» **Exercise goal**: Copy out each line below that has the word "Peak" in it.

» **Listed records**:
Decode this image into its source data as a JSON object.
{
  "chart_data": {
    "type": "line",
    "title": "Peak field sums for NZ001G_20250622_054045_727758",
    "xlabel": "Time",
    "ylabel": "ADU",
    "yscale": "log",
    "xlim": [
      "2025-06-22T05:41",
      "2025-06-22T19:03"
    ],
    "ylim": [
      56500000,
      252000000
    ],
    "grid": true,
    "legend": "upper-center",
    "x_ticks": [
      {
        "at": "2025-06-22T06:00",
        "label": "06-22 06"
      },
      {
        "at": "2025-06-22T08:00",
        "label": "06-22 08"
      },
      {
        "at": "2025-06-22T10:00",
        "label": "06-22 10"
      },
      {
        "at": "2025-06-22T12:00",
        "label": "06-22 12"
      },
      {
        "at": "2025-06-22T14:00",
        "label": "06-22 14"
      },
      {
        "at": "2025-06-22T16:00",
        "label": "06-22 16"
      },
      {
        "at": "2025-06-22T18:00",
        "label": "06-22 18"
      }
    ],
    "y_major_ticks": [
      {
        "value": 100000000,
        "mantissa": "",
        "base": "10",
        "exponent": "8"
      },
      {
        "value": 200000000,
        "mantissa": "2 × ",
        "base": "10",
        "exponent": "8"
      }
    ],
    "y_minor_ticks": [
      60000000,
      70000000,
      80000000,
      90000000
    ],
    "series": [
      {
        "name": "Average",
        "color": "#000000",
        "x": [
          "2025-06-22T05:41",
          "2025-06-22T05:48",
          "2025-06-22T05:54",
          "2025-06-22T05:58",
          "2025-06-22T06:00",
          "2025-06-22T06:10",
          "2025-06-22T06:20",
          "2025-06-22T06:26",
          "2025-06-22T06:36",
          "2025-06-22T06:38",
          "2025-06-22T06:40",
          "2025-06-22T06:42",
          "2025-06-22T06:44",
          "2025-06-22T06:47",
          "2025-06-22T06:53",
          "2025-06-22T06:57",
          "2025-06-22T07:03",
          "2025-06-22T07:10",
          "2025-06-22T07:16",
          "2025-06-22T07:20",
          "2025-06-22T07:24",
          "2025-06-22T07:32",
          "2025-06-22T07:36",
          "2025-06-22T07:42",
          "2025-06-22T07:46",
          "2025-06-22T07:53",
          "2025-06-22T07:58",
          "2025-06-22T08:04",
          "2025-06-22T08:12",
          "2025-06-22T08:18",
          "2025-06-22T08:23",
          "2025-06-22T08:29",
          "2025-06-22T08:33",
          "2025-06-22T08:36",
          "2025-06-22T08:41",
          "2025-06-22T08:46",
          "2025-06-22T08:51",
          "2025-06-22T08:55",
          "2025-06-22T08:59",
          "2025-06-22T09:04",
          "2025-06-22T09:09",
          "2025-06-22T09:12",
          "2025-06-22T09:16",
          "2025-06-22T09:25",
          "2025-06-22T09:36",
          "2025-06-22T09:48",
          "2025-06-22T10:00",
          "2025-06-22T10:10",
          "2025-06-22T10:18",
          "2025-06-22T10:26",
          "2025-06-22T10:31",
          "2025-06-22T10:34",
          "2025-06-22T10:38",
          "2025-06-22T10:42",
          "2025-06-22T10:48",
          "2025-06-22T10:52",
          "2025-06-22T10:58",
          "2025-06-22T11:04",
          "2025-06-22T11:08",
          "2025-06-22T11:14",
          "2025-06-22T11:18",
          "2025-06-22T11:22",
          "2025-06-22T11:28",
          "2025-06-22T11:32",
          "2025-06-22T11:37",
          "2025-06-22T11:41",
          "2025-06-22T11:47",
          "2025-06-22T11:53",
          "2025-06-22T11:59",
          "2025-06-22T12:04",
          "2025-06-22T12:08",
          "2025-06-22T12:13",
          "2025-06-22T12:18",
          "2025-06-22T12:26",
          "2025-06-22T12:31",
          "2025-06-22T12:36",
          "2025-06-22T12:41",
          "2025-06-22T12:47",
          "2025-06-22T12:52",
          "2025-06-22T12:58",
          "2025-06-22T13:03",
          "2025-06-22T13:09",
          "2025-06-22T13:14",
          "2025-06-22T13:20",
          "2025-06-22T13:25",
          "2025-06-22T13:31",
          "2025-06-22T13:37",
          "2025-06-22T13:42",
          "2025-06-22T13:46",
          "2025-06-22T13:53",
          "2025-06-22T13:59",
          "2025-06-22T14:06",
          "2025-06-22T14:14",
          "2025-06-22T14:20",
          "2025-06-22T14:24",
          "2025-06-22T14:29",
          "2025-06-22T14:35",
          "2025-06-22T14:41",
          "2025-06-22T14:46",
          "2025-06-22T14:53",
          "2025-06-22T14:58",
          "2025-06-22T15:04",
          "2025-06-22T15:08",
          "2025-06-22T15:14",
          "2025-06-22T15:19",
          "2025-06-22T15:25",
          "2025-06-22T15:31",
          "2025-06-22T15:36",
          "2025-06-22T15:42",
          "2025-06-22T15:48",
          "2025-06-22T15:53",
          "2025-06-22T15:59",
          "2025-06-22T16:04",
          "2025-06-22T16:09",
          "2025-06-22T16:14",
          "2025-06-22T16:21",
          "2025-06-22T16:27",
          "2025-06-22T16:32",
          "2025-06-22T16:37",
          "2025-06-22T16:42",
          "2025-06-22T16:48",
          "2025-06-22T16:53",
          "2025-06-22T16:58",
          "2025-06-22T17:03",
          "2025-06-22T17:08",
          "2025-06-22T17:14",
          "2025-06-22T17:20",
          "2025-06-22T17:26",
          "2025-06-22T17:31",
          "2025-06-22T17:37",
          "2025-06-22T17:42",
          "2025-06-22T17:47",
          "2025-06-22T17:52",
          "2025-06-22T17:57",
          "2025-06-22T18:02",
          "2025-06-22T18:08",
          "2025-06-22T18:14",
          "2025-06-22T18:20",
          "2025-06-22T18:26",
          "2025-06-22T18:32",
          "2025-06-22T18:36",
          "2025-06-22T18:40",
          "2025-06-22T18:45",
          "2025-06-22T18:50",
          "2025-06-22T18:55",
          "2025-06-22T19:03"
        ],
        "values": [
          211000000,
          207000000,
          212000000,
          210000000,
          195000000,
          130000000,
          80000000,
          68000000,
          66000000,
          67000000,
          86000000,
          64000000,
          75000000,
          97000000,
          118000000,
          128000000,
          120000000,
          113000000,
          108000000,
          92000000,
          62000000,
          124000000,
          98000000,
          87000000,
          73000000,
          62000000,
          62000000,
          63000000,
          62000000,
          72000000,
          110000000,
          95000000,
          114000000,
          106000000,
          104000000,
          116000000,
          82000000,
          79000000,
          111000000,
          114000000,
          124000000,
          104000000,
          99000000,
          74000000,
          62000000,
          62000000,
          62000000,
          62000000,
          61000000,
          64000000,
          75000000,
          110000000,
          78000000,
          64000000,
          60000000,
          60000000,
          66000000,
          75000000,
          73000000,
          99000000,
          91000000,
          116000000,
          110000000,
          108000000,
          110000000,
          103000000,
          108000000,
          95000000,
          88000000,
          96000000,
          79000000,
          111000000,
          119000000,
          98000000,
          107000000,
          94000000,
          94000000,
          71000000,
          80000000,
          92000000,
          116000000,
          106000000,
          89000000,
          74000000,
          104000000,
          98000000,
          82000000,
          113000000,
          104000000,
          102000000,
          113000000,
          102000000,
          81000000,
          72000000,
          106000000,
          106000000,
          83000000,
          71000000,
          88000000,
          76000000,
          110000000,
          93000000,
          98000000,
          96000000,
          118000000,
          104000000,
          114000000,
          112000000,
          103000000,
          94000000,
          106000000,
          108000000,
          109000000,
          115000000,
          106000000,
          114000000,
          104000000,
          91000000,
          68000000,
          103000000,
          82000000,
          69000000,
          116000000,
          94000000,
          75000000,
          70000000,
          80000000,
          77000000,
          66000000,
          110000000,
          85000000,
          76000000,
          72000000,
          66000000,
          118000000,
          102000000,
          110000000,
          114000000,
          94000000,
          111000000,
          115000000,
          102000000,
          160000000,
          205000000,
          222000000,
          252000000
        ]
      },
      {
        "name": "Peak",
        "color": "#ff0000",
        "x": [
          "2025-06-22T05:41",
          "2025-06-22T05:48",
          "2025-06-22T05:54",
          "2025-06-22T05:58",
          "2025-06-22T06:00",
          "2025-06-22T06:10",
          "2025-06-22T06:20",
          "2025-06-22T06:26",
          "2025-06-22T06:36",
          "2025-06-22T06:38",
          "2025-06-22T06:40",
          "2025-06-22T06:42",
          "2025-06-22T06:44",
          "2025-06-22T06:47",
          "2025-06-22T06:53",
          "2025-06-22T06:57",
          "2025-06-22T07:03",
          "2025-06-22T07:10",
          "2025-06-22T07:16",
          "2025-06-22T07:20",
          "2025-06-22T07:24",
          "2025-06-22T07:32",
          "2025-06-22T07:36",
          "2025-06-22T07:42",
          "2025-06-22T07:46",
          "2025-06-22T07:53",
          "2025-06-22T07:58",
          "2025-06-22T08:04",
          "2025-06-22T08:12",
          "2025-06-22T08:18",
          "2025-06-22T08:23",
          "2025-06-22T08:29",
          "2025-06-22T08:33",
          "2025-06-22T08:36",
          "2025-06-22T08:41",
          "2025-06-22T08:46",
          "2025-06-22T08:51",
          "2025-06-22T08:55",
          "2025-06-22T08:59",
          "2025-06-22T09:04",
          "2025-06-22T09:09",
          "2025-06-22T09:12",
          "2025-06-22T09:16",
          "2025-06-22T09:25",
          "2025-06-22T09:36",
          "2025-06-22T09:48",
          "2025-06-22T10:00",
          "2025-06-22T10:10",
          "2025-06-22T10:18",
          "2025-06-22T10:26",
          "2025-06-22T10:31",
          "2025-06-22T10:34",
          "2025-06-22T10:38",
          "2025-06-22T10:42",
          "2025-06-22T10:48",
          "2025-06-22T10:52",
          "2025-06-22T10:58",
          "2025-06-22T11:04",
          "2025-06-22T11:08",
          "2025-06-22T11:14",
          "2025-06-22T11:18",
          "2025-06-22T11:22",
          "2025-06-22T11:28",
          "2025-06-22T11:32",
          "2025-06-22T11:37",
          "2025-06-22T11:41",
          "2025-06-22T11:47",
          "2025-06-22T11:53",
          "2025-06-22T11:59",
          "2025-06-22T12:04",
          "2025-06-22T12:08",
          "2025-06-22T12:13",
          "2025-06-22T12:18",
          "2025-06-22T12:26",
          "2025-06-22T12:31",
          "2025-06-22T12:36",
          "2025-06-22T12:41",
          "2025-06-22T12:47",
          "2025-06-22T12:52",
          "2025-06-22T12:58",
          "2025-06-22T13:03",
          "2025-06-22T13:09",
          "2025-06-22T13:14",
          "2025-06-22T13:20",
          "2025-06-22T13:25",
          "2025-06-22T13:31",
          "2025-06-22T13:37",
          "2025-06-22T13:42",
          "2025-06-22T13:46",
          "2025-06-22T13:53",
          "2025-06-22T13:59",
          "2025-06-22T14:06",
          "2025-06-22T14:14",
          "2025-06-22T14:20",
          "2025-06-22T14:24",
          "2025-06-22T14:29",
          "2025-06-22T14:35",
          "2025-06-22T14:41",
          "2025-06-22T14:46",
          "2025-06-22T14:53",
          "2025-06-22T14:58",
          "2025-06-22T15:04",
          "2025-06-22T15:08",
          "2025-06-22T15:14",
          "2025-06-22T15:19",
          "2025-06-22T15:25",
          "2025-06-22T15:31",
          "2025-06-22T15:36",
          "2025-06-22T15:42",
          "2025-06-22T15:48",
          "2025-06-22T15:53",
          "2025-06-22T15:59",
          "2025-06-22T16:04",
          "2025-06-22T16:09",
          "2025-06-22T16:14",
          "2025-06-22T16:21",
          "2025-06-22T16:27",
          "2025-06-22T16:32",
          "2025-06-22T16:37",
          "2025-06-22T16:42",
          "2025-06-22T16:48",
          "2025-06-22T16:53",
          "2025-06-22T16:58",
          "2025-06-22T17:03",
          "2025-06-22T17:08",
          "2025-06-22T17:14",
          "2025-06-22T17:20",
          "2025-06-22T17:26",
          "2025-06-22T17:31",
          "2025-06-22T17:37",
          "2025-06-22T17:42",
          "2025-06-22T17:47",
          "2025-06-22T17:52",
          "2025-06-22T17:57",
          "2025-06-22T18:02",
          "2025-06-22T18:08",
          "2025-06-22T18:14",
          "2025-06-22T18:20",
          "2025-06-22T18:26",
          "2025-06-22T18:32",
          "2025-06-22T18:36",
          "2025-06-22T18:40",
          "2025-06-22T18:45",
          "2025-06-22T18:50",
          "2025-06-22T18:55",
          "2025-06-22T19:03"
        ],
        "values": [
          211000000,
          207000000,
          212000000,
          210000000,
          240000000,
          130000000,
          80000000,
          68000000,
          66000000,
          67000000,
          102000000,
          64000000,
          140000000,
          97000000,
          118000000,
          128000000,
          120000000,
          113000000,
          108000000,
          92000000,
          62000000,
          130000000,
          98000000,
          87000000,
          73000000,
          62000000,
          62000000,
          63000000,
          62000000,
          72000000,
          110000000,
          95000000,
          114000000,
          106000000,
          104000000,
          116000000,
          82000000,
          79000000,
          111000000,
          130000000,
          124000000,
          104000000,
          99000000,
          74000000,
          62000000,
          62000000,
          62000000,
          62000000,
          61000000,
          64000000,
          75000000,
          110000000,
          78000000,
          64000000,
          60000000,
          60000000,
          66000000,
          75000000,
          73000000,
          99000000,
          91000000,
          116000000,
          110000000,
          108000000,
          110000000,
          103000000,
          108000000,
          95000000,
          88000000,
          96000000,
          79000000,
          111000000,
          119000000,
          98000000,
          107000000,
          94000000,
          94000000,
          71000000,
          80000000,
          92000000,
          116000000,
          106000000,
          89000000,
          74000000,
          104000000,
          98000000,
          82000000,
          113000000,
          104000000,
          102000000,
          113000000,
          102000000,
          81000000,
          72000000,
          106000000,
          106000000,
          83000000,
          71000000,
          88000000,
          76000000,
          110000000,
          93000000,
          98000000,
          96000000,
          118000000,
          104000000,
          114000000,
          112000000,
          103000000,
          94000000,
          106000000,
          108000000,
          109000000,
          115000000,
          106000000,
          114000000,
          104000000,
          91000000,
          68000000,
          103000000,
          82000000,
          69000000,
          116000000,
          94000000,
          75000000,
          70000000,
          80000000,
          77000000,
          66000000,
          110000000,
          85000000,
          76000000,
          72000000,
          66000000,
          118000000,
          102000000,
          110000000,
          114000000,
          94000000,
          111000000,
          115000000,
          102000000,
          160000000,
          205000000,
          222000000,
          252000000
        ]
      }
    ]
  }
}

» **Problem solution**:
    "title": "Peak field sums for NZ001G_20250622_054045_727758",
        "name": "Peak",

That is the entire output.